EXERCISE DETAILS
Lines that hold the word "main" should be located and copied.

(Lines of data)
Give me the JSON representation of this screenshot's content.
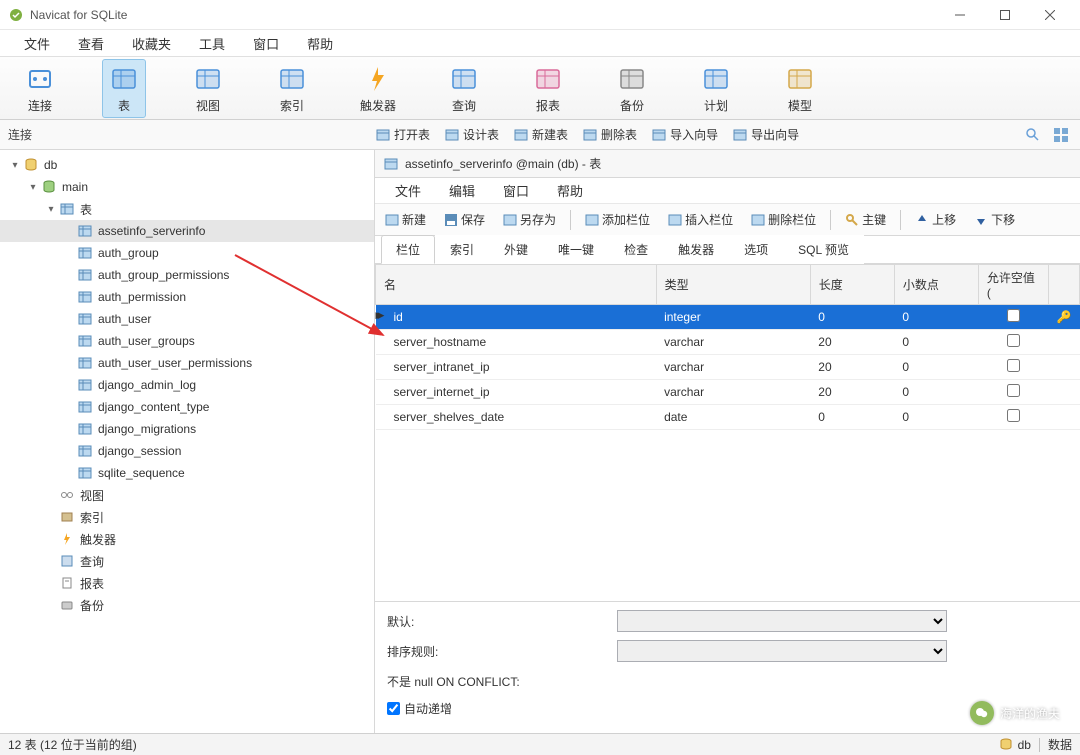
{
  "window": {
    "title": "Navicat for SQLite"
  },
  "menubar": [
    "文件",
    "查看",
    "收藏夹",
    "工具",
    "窗口",
    "帮助"
  ],
  "toolbar": [
    {
      "key": "connect",
      "label": "连接"
    },
    {
      "key": "table",
      "label": "表",
      "active": true
    },
    {
      "key": "view",
      "label": "视图"
    },
    {
      "key": "index",
      "label": "索引"
    },
    {
      "key": "trigger",
      "label": "触发器"
    },
    {
      "key": "query",
      "label": "查询"
    },
    {
      "key": "report",
      "label": "报表"
    },
    {
      "key": "backup",
      "label": "备份"
    },
    {
      "key": "plan",
      "label": "计划"
    },
    {
      "key": "model",
      "label": "模型"
    }
  ],
  "subbar": {
    "left_label": "连接",
    "actions": [
      "打开表",
      "设计表",
      "新建表",
      "删除表",
      "导入向导",
      "导出向导"
    ]
  },
  "tree": {
    "root": "db",
    "schema": "main",
    "tables_label": "表",
    "tables": [
      "assetinfo_serverinfo",
      "auth_group",
      "auth_group_permissions",
      "auth_permission",
      "auth_user",
      "auth_user_groups",
      "auth_user_user_permissions",
      "django_admin_log",
      "django_content_type",
      "django_migrations",
      "django_session",
      "sqlite_sequence"
    ],
    "others": [
      {
        "key": "views",
        "label": "视图"
      },
      {
        "key": "indexes",
        "label": "索引"
      },
      {
        "key": "triggers",
        "label": "触发器"
      },
      {
        "key": "queries",
        "label": "查询"
      },
      {
        "key": "reports",
        "label": "报表"
      },
      {
        "key": "backups",
        "label": "备份"
      }
    ]
  },
  "content": {
    "tab_title": "assetinfo_serverinfo @main (db) - 表",
    "menubar": [
      "文件",
      "编辑",
      "窗口",
      "帮助"
    ],
    "toolbar": [
      {
        "key": "new",
        "label": "新建"
      },
      {
        "key": "save",
        "label": "保存"
      },
      {
        "key": "saveas",
        "label": "另存为"
      },
      {
        "key": "addfield",
        "label": "添加栏位"
      },
      {
        "key": "insertfield",
        "label": "插入栏位"
      },
      {
        "key": "deletefield",
        "label": "删除栏位"
      },
      {
        "key": "primarykey",
        "label": "主键"
      },
      {
        "key": "moveup",
        "label": "上移"
      },
      {
        "key": "movedown",
        "label": "下移"
      }
    ],
    "tabs": [
      "栏位",
      "索引",
      "外键",
      "唯一键",
      "检查",
      "触发器",
      "选项",
      "SQL 预览"
    ],
    "columns_header": [
      "名",
      "类型",
      "长度",
      "小数点",
      "允许空值 ("
    ],
    "columns": [
      {
        "name": "id",
        "type": "integer",
        "length": "0",
        "decimals": "0",
        "nullable": false,
        "pk": true,
        "selected": true
      },
      {
        "name": "server_hostname",
        "type": "varchar",
        "length": "20",
        "decimals": "0",
        "nullable": false
      },
      {
        "name": "server_intranet_ip",
        "type": "varchar",
        "length": "20",
        "decimals": "0",
        "nullable": false
      },
      {
        "name": "server_internet_ip",
        "type": "varchar",
        "length": "20",
        "decimals": "0",
        "nullable": false
      },
      {
        "name": "server_shelves_date",
        "type": "date",
        "length": "0",
        "decimals": "0",
        "nullable": false
      }
    ],
    "fieldpanel": {
      "default_label": "默认:",
      "collation_label": "排序规则:",
      "onconflict_label": "不是 null ON CONFLICT:",
      "autoinc_label": "自动递增",
      "autoinc_checked": true
    }
  },
  "statusbar": {
    "left": "12 表 (12 位于当前的组)",
    "db_label": "db",
    "data_label": "数据"
  },
  "watermark": "海洋的渔夫"
}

EXERCISE RESPONSE
    "schema": "main",
    "tab_title": "assetinfo_serverinfo @main (db) - 表",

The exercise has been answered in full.